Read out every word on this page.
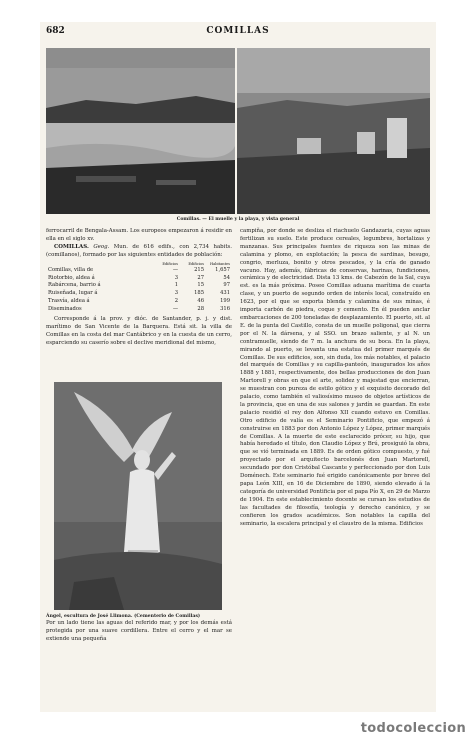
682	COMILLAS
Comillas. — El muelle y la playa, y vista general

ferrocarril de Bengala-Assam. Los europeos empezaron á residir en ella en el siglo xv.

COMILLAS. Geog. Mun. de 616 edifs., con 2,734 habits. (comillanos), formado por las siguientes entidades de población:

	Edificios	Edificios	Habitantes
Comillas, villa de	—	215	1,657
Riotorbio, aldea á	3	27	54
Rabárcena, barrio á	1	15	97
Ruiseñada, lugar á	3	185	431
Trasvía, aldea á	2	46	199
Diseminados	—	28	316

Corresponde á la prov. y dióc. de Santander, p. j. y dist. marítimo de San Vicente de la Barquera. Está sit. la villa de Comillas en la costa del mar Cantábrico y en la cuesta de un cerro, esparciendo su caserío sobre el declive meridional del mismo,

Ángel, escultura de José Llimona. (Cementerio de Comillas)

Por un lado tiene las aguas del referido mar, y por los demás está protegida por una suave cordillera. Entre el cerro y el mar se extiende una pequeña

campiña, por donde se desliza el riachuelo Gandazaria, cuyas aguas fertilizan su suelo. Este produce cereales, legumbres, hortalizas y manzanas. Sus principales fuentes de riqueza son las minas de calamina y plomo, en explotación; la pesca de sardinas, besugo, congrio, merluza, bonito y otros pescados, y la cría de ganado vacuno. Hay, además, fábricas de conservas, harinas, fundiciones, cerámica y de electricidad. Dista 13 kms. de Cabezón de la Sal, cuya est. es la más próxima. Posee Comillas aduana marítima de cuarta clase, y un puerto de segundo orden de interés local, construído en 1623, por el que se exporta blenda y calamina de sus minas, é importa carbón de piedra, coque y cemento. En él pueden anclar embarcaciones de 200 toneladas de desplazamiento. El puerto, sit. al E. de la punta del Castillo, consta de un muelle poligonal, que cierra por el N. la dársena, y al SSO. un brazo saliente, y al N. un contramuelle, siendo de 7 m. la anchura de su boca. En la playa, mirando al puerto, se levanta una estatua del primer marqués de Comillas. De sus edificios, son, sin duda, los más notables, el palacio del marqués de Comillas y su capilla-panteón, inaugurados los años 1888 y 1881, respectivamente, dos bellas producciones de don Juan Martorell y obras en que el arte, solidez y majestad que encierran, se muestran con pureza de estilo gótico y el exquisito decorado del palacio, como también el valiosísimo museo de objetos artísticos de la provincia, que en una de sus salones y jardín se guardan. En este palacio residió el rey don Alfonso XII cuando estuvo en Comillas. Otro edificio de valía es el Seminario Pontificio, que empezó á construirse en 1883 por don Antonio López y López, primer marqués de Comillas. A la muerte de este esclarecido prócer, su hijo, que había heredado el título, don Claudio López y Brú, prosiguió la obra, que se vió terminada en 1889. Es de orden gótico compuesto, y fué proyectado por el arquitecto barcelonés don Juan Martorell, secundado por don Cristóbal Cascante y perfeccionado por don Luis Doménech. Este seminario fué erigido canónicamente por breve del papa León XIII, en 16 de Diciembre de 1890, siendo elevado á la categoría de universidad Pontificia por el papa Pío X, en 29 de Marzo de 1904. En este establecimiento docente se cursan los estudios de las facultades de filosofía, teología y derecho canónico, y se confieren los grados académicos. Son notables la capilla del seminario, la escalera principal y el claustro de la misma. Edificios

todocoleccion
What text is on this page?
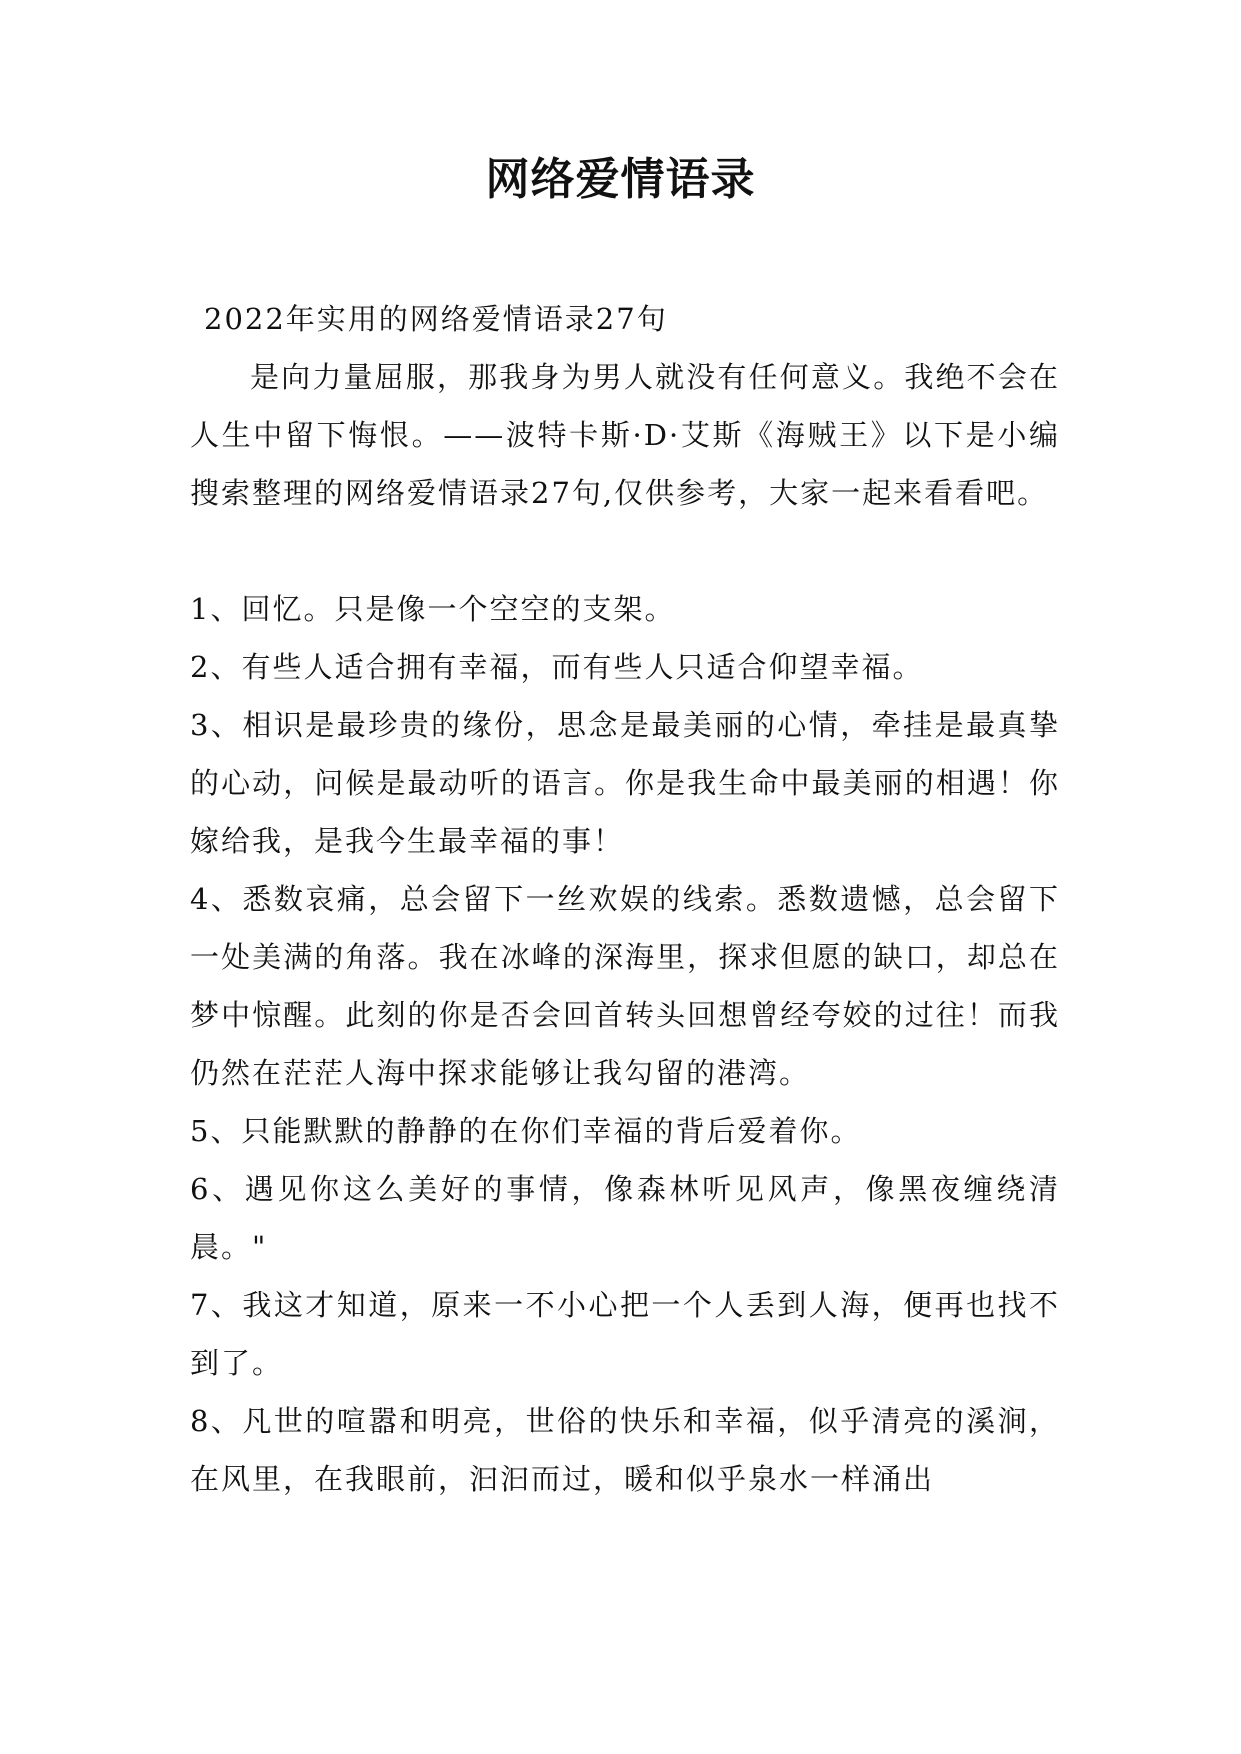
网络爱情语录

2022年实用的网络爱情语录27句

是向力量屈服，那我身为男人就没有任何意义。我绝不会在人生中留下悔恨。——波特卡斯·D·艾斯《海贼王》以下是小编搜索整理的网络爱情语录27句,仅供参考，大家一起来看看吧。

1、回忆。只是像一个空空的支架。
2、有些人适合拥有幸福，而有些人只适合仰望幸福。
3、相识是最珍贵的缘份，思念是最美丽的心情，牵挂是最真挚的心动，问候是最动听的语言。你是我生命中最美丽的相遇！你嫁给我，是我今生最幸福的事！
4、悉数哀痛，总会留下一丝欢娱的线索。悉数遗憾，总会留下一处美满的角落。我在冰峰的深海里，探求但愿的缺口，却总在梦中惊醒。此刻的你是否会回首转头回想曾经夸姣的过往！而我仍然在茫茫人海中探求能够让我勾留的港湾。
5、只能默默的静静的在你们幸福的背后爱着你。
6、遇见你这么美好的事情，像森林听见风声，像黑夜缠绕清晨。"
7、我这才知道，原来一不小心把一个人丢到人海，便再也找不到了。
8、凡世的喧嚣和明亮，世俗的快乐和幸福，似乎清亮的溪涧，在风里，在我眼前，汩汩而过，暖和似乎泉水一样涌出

■ What to do
Exclude the pictures, and transcribe all of the material exactly.

■ Answer to the problem
Read out every word on this page.
682	COMILLAS
Comillas. — El muelle y la playa, y vista general

ferrocarril de Bengala-Assam. Los europeos empezaron á residir en ella en el siglo xv.

COMILLAS. Geog. Mun. de 616 edifs., con 2,734 habits. (comillanos), formado por las siguientes entidades de población:

	Edificios	Edificios	Habitantes
Comillas, villa de	—	215	1,657
Riotorbio, aldea á	3	27	54
Rabárcena, barrio á	1	15	97
Ruiseñada, lugar á	3	185	431
Trasvía, aldea á	2	46	199
Diseminados	—	28	316

Corresponde á la prov. y dióc. de Santander, p. j. y dist. marítimo de San Vicente de la Barquera. Está sit. la villa de Comillas en la costa del mar Cantábrico y en la cuesta de un cerro, esparciendo su caserío sobre el declive meridional del mismo,

Ángel, escultura de José Llimona. (Cementerio de Comillas)

Por un lado tiene las aguas del referido mar, y por los demás está protegida por una suave cordillera. Entre el cerro y el mar se extiende una pequeña

campiña, por donde se desliza el riachuelo Gandazaria, cuyas aguas fertilizan su suelo. Este produce cereales, legumbres, hortalizas y manzanas. Sus principales fuentes de riqueza son las minas de calamina y plomo, en explotación; la pesca de sardinas, besugo, congrio, merluza, bonito y otros pescados, y la cría de ganado vacuno. Hay, además, fábricas de conservas, harinas, fundiciones, cerámica y de electricidad. Dista 13 kms. de Cabezón de la Sal, cuya est. es la más próxima. Posee Comillas aduana marítima de cuarta clase, y un puerto de segundo orden de interés local, construído en 1623, por el que se exporta blenda y calamina de sus minas, é importa carbón de piedra, coque y cemento. En él pueden anclar embarcaciones de 200 toneladas de desplazamiento. El puerto, sit. al E. de la punta del Castillo, consta de un muelle poligonal, que cierra por el N. la dársena, y al SSO. un brazo saliente, y al N. un contramuelle, siendo de 7 m. la anchura de su boca. En la playa, mirando al puerto, se levanta una estatua del primer marqués de Comillas. De sus edificios, son, sin duda, los más notables, el palacio del marqués de Comillas y su capilla-panteón, inaugurados los años 1888 y 1881, respectivamente, dos bellas producciones de don Juan Martorell y obras en que el arte, solidez y majestad que encierran, se muestran con pureza de estilo gótico y el exquisito decorado del palacio, como también el valiosísimo museo de objetos artísticos de la provincia, que en una de sus salones y jardín se guardan. En este palacio residió el rey don Alfonso XII cuando estuvo en Comillas. Otro edificio de valía es el Seminario Pontificio, que empezó á construirse en 1883 por don Antonio López y López, primer marqués de Comillas. A la muerte de este esclarecido prócer, su hijo, que había heredado el título, don Claudio López y Brú, prosiguió la obra, que se vió terminada en 1889. Es de orden gótico compuesto, y fué proyectado por el arquitecto barcelonés don Juan Martorell, secundado por don Cristóbal Cascante y perfeccionado por don Luis Doménech. Este seminario fué erigido canónicamente por breve del papa León XIII, en 16 de Diciembre de 1890, siendo elevado á la categoría de universidad Pontificia por el papa Pío X, en 29 de Marzo de 1904. En este establecimiento docente se cursan los estudios de las facultades de filosofía, teología y derecho canónico, y se confieren los grados académicos. Son notables la capilla del seminario, la escalera principal y el claustro de la misma. Edificios

todocoleccion
What text is on this page?
网络爱情语录

2022年实用的网络爱情语录27句

是向力量屈服，那我身为男人就没有任何意义。我绝不会在人生中留下悔恨。——波特卡斯·D·艾斯《海贼王》以下是小编搜索整理的网络爱情语录27句,仅供参考，大家一起来看看吧。

1、回忆。只是像一个空空的支架。
2、有些人适合拥有幸福，而有些人只适合仰望幸福。
3、相识是最珍贵的缘份，思念是最美丽的心情，牵挂是最真挚的心动，问候是最动听的语言。你是我生命中最美丽的相遇！你嫁给我，是我今生最幸福的事！
4、悉数哀痛，总会留下一丝欢娱的线索。悉数遗憾，总会留下一处美满的角落。我在冰峰的深海里，探求但愿的缺口，却总在梦中惊醒。此刻的你是否会回首转头回想曾经夸姣的过往！而我仍然在茫茫人海中探求能够让我勾留的港湾。
5、只能默默的静静的在你们幸福的背后爱着你。
6、遇见你这么美好的事情，像森林听见风声，像黑夜缠绕清晨。"
7、我这才知道，原来一不小心把一个人丢到人海，便再也找不到了。
8、凡世的喧嚣和明亮，世俗的快乐和幸福，似乎清亮的溪涧，在风里，在我眼前，汩汩而过，暖和似乎泉水一样涌出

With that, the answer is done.